101 Things I Learned in Film School
by Neil Landau with Matthew Frederick
“In my… twenty years of teaching, screenwriting, and filmmaking, I have been continually struck by how the creative process of filmmaking is at once painstakingly deliberate and fortuitously experimental,” writes Neil Landau, who teaches at the UCLA School of Theater, Film, and Television.
Creating a film or television program entails a variety of skills including budgeting, screenwriting, directing, acting, and numerous technical proficiencies. Here’s a sampling of the insights shared by the author.
“Film is a director’s medium; television is a writer’s medium. A movie is a one-of-a-kind undertaking: The production team and actors come together for several weeks or months to create a unique world that disappears upon the completion of filming. A strong director is essential in defining this world—form its artistic details to its broad nuances, script approval to casting, set design to special effects, and lighting and equipment to the overall visual style. A successful television series, by comparison, is long running, and production becomes rather standardized during its first season. The greatest challenge becomes the generation of new material each week, giving the gifted writer a proportionately greater opportunity to shine.”
“Start late. A movie should start as late as possible and occur over the shortest reasonable span of time. A film that uses too much time setting up the ordinary world of the characters or that spreads over three weeks a story that can be told in three days will feel slack. In individual scenes, don’t waste valuable time on unnecessary entrances and hellos. See if a scene can be started in the middle. A screenwriter or director who is willing to self-edit will often find that a scene is strengthened by cutting the first two, and often last two, lines of dialogue.”
“1 screenplay page = 1 minute of screen time. A screenplay is typically 90 to 120 pages long, which equates with an average movie time of 90 minutes to two hours. Comedy, horror, animated, and family films tend to be on the shorter end of this range because of the audience’s more limited attention span and the difficulty of sustaining thrills, chills, and belly laughs for two full hours. Character-based dramas tend to be the longest films, because the revelation of back-story, exploration of inner psychology, and nuances of character development require subtle, protracted exposition.”
“A high concept movie can be explained in one sentence. Selling a movie of TV idea is difficult, but it’s far easier when you can articulate its premise in a one sentence logline, for example: A billionaire weapons inventor dons an indestructible, high-tech suit of armor to fight terrorism. (Ironman)”

**PROVIDED MATERIAL:**

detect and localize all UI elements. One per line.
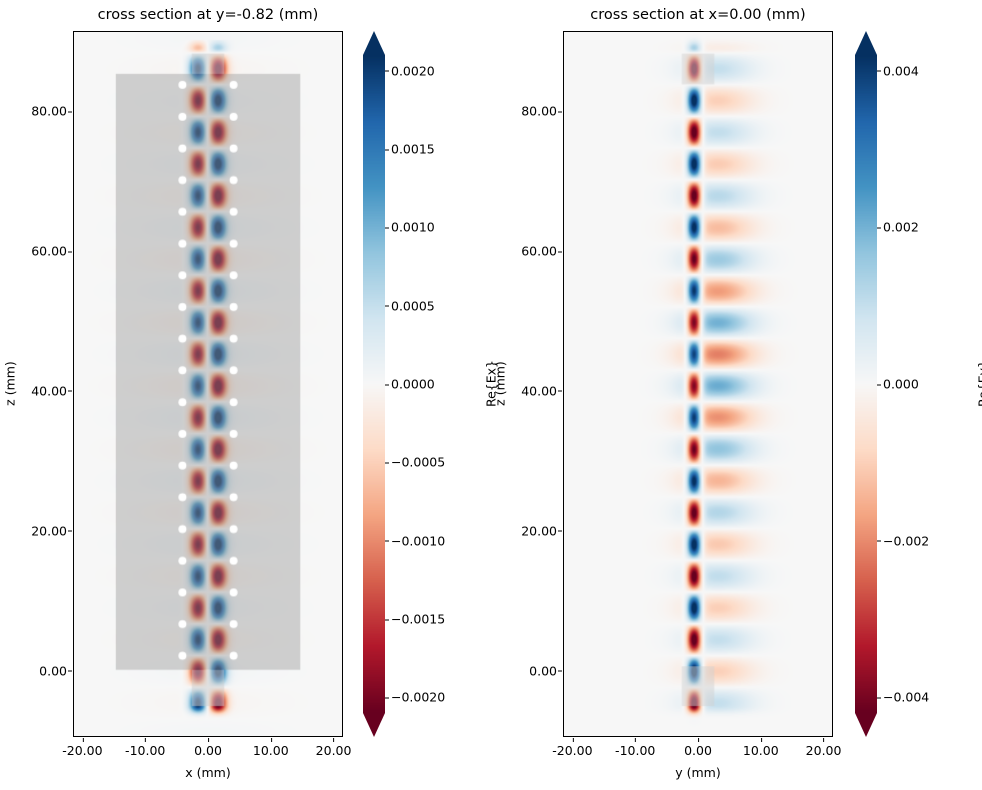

**TASK LIST:**
(a) Based on the film school text, mark each statement yes or no, and quote the words of the text that decide it: (i) One screenplay page equals one minute of screen time. (ii) Comedies tend to be the longest films. (iii) Television is a director's medium.
(b) From the film school text, return the passage starting at "101 Things I" and ending at "by the author.".

**WRITTEN ANSWERS:**
(a)
(i) Yes: "1 screenplay page = 1 minute of screen time."
(ii) No: "Character-based dramas tend to be the longest films"
(iii) No: "Film is a director’s medium; television is a writer’s medium."

(b)
101 Things I Learned in Film School
by Neil Landau with Matthew Frederick
“In my… twenty years of teaching, screenwriting, and filmmaking, I have been continually struck by how the creative process of filmmaking is at once painstakingly deliberate and fortuitously experimental,” writes Neil Landau, who teaches at the UCLA School of Theater, Film, and Television.
Creating a film or television program entails a variety of skills including budgeting, screenwriting, directing, acting, and numerous technical proficiencies. Here’s a sampling of the insights shared by the author.